WHAT TO WORK ON:
Please transcribe every line of the records below word for word, leaving out the pictures.

▽

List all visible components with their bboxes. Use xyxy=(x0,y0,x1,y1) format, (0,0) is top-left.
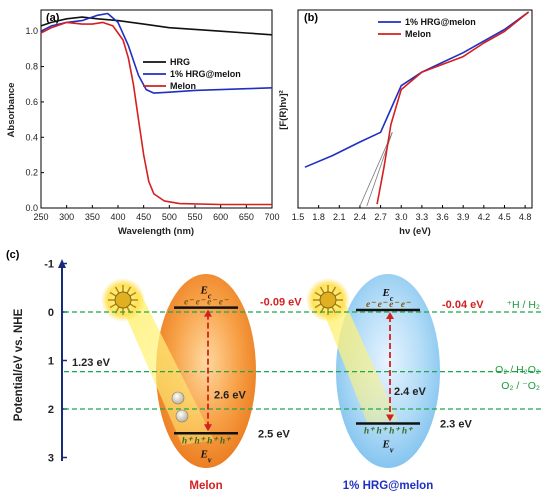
panel-b-xtick-label: 3.0 xyxy=(395,212,408,222)
panel-a-frame xyxy=(40,9,273,209)
panel-b-xtick-label: 3.9 xyxy=(457,212,470,222)
panel-b-legend: 1% HRG@melon Melon xyxy=(378,17,476,39)
panel-c-label: (c) xyxy=(6,249,20,261)
light-beam-left xyxy=(118,292,214,445)
panel-a-legend-label: HRG xyxy=(170,57,190,67)
holes-label: h⁺ h⁺ h⁺ h⁺ xyxy=(182,436,231,446)
cb-potential-label: -0.09 eV xyxy=(260,297,302,309)
material-name-label: Melon xyxy=(189,480,222,492)
panel-b-xtick-label: 4.5 xyxy=(498,212,511,222)
panel-b-ylabel: [F(R)hν]² xyxy=(278,90,289,130)
panel-a-series-line-0 xyxy=(40,16,273,36)
band-gap-arrow-head-down xyxy=(386,414,394,422)
panel-a-ylabel: Absorbance xyxy=(6,83,17,138)
band-gap-label: 2.4 eV xyxy=(394,386,426,398)
electrons-label: e⁻ e⁻ e⁻ e⁻ xyxy=(184,298,229,308)
panel-a-xlabel: Wavelength (nm) xyxy=(118,226,194,237)
panel-a-legend: HRG 1% HRG@melon Melon xyxy=(143,57,241,91)
panel-a-legend-label: 1% HRG@melon xyxy=(170,69,241,79)
panel-c-ytick-label: 1 xyxy=(48,356,54,368)
panel-a-series-line-1 xyxy=(40,12,273,94)
panel-a-ytick-label: 0.0 xyxy=(25,203,38,213)
panel-b-legend-label: 1% HRG@melon xyxy=(405,17,476,27)
sun-icon-left xyxy=(101,278,145,322)
vb-potential-label: 2.3 eV xyxy=(440,419,472,431)
panel-b-legend-label: Melon xyxy=(405,29,431,39)
hrg-melon-particle xyxy=(336,274,440,468)
panel-b-series-line-1 xyxy=(376,11,530,205)
panel-c-ytick-label: 2 xyxy=(48,404,54,416)
band-gap-arrow-head-up xyxy=(386,312,394,320)
panel-b-xtick-label: 1.5 xyxy=(292,212,305,222)
sun-icon-right xyxy=(306,278,350,322)
panel-a-xtick-label: 600 xyxy=(213,212,228,222)
panel-b-xtick-label: 4.2 xyxy=(478,212,491,222)
panel-b-xtick-label: 3.6 xyxy=(436,212,449,222)
panel-b-xtick-label: 1.8 xyxy=(312,212,325,222)
panel-b-xlabel: hν (eV) xyxy=(399,226,431,237)
panel-a-xtick-label: 350 xyxy=(85,212,100,222)
panel-a-xtick-label: 650 xyxy=(239,212,254,222)
holes-label: h⁺ h⁺ h⁺ h⁺ xyxy=(364,427,413,437)
panel-b-series-line-0 xyxy=(304,11,530,168)
redox-level-label: O₂ / ⁻O₂ xyxy=(501,380,540,392)
panel-b-xtick-label: 2.7 xyxy=(374,212,387,222)
panel-a-ytick-label: 1.0 xyxy=(25,26,38,36)
electrons-label: e⁻ e⁻ e⁻ e⁻ xyxy=(366,300,411,310)
light-beam-right xyxy=(318,292,398,425)
panel-a-xtick-label: 500 xyxy=(162,212,177,222)
panel-a-ytick-label: 0.4 xyxy=(25,132,38,142)
panel-b-xtick-label: 3.3 xyxy=(416,212,429,222)
band-gap-arrow-head-down xyxy=(204,424,212,432)
panel-a-xtick-label: 700 xyxy=(264,212,279,222)
panel-a-xtick-label: 400 xyxy=(110,212,125,222)
left-gap-label: 1.23 eV xyxy=(72,357,111,369)
cb-potential-label: -0.04 eV xyxy=(442,299,484,311)
panel-a-xtick-label: 450 xyxy=(136,212,151,222)
band-gap-label: 2.6 eV xyxy=(214,389,246,401)
panel-c-ylabel: Potential/eV vs. NHE xyxy=(13,308,25,421)
band-gap-arrow-head-up xyxy=(204,309,212,317)
redox-level-label: O₂ / H₂O₂ xyxy=(495,364,540,376)
panel-a-legend-label: Melon xyxy=(170,81,196,91)
panel-b-xtick-label: 4.8 xyxy=(519,212,532,222)
vb-potential-label: 2.5 eV xyxy=(258,428,290,440)
panel-c-ytick-label: -1 xyxy=(44,259,54,271)
panel-a-xtick-label: 250 xyxy=(33,212,48,222)
panel-a-ytick-label: 0.6 xyxy=(25,97,38,107)
panel-a-series-line-2 xyxy=(40,21,272,206)
panel-b: (b) 1.5 1.8 2.1 2.4 2.7 3.0 3.3 3.6 3.9 4.2 4.5 4.8… xyxy=(278,9,533,237)
panel-b-frame xyxy=(297,9,533,209)
material-name-label: 1% HRG@melon xyxy=(343,480,433,492)
hole-bubble xyxy=(171,391,185,405)
panel-a-xtick-label: 300 xyxy=(59,212,74,222)
panel-b-xtick-label: 2.1 xyxy=(333,212,346,222)
panel-b-xtick-label: 2.4 xyxy=(354,212,367,222)
panel-c-ytick-label: 0 xyxy=(48,307,54,319)
panel-a-xtick-label: 550 xyxy=(187,212,202,222)
panel-c-ytick-label: 3 xyxy=(48,453,54,465)
hole-bubble xyxy=(175,409,189,423)
panel-a-ytick-label: 0.2 xyxy=(25,168,38,178)
redox-level-label: ⁺H / H₂ xyxy=(506,299,540,311)
panel-b-label: (b) xyxy=(304,12,318,24)
panel-a: (a) 250 300 350 400 450 500 550 600 650 700 0.00.… xyxy=(6,9,280,237)
panel-a-ytick-label: 0.8 xyxy=(25,62,38,72)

△

COMPLETE ANSWER:
List all visible components with their bboxes. Use xyxy=(x0,y0,x1,y1) format, (0,0) is top-left.
panel-b-xtick-label: 3.0 xyxy=(395,212,408,222)
panel-a-frame xyxy=(40,9,273,209)
panel-b-xtick-label: 3.9 xyxy=(457,212,470,222)
panel-b-legend: 1% HRG@melon Melon xyxy=(378,17,476,39)
panel-c-label: (c) xyxy=(6,249,20,261)
light-beam-left xyxy=(118,292,214,445)
panel-a-legend-label: HRG xyxy=(170,57,190,67)
holes-label: h⁺ h⁺ h⁺ h⁺ xyxy=(182,436,231,446)
cb-potential-label: -0.09 eV xyxy=(260,297,302,309)
material-name-label: Melon xyxy=(189,480,222,492)
panel-b-xtick-label: 4.5 xyxy=(498,212,511,222)
panel-b-ylabel: [F(R)hν]² xyxy=(278,90,289,130)
panel-a-series-line-0 xyxy=(40,16,273,36)
band-gap-arrow-head-down xyxy=(386,414,394,422)
panel-a-ylabel: Absorbance xyxy=(6,83,17,138)
band-gap-label: 2.4 eV xyxy=(394,386,426,398)
electrons-label: e⁻ e⁻ e⁻ e⁻ xyxy=(184,298,229,308)
panel-a-xlabel: Wavelength (nm) xyxy=(118,226,194,237)
panel-a-legend: HRG 1% HRG@melon Melon xyxy=(143,57,241,91)
panel-a-legend-label: 1% HRG@melon xyxy=(170,69,241,79)
panel-c-ytick-label: 1 xyxy=(48,356,54,368)
panel-a-series-line-1 xyxy=(40,12,273,94)
panel-a-ytick-label: 0.0 xyxy=(25,203,38,213)
panel-b-legend-label: 1% HRG@melon xyxy=(405,17,476,27)
sun-icon-left xyxy=(101,278,145,322)
vb-potential-label: 2.3 eV xyxy=(440,419,472,431)
panel-b-legend-label: Melon xyxy=(405,29,431,39)
hrg-melon-particle xyxy=(336,274,440,468)
panel-b-series-line-1 xyxy=(376,11,530,205)
panel-c-ytick-label: 2 xyxy=(48,404,54,416)
band-gap-arrow-head-up xyxy=(386,312,394,320)
panel-b-xtick-label: 1.5 xyxy=(292,212,305,222)
sun-icon-right xyxy=(306,278,350,322)
panel-a-xtick-label: 600 xyxy=(213,212,228,222)
panel-b-xtick-label: 4.2 xyxy=(478,212,491,222)
panel-b-xtick-label: 3.6 xyxy=(436,212,449,222)
panel-b-xtick-label: 1.8 xyxy=(312,212,325,222)
panel-b-xlabel: hν (eV) xyxy=(399,226,431,237)
panel-a-xtick-label: 350 xyxy=(85,212,100,222)
panel-a-xtick-label: 650 xyxy=(239,212,254,222)
holes-label: h⁺ h⁺ h⁺ h⁺ xyxy=(364,427,413,437)
panel-b-series-line-0 xyxy=(304,11,530,168)
redox-level-label: O₂ / ⁻O₂ xyxy=(501,380,540,392)
panel-b-xtick-label: 2.7 xyxy=(374,212,387,222)
panel-a-ytick-label: 1.0 xyxy=(25,26,38,36)
electrons-label: e⁻ e⁻ e⁻ e⁻ xyxy=(366,300,411,310)
light-beam-right xyxy=(318,292,398,425)
panel-a-xtick-label: 500 xyxy=(162,212,177,222)
panel-a-ytick-label: 0.4 xyxy=(25,132,38,142)
panel-b-xtick-label: 3.3 xyxy=(416,212,429,222)
band-gap-arrow-head-down xyxy=(204,424,212,432)
panel-a-xtick-label: 700 xyxy=(264,212,279,222)
panel-a-xtick-label: 400 xyxy=(110,212,125,222)
left-gap-label: 1.23 eV xyxy=(72,357,111,369)
cb-potential-label: -0.04 eV xyxy=(442,299,484,311)
panel-a-xtick-label: 450 xyxy=(136,212,151,222)
band-gap-label: 2.6 eV xyxy=(214,389,246,401)
panel-c-ylabel: Potential/eV vs. NHE xyxy=(13,308,25,421)
band-gap-arrow-head-up xyxy=(204,309,212,317)
redox-level-label: O₂ / H₂O₂ xyxy=(495,364,540,376)
panel-a-legend-label: Melon xyxy=(170,81,196,91)
panel-b-xtick-label: 4.8 xyxy=(519,212,532,222)
vb-potential-label: 2.5 eV xyxy=(258,428,290,440)
panel-c-ytick-label: -1 xyxy=(44,259,54,271)
panel-a-xtick-label: 250 xyxy=(33,212,48,222)
panel-a-ytick-label: 0.6 xyxy=(25,97,38,107)
panel-a-series-line-2 xyxy=(40,21,272,206)
panel-b: (b) 1.5 1.8 2.1 2.4 2.7 3.0 3.3 3.6 3.9 4.2 4.5 4.8… xyxy=(278,9,533,237)
panel-b-frame xyxy=(297,9,533,209)
material-name-label: 1% HRG@melon xyxy=(343,480,433,492)
hole-bubble xyxy=(171,391,185,405)
panel-a-xtick-label: 300 xyxy=(59,212,74,222)
panel-b-xtick-label: 2.1 xyxy=(333,212,346,222)
panel-b-xtick-label: 2.4 xyxy=(354,212,367,222)
panel-c-ytick-label: 0 xyxy=(48,307,54,319)
panel-a-xtick-label: 550 xyxy=(187,212,202,222)
panel-c-ytick-label: 3 xyxy=(48,453,54,465)
hole-bubble xyxy=(175,409,189,423)
panel-a-ytick-label: 0.2 xyxy=(25,168,38,178)
redox-level-label: ⁺H / H₂ xyxy=(506,299,540,311)
panel-b-label: (b) xyxy=(304,12,318,24)
panel-a: (a) 250 300 350 400 450 500 550 600 650 700 0.00.… xyxy=(6,9,280,237)
panel-a-ytick-label: 0.8 xyxy=(25,62,38,72)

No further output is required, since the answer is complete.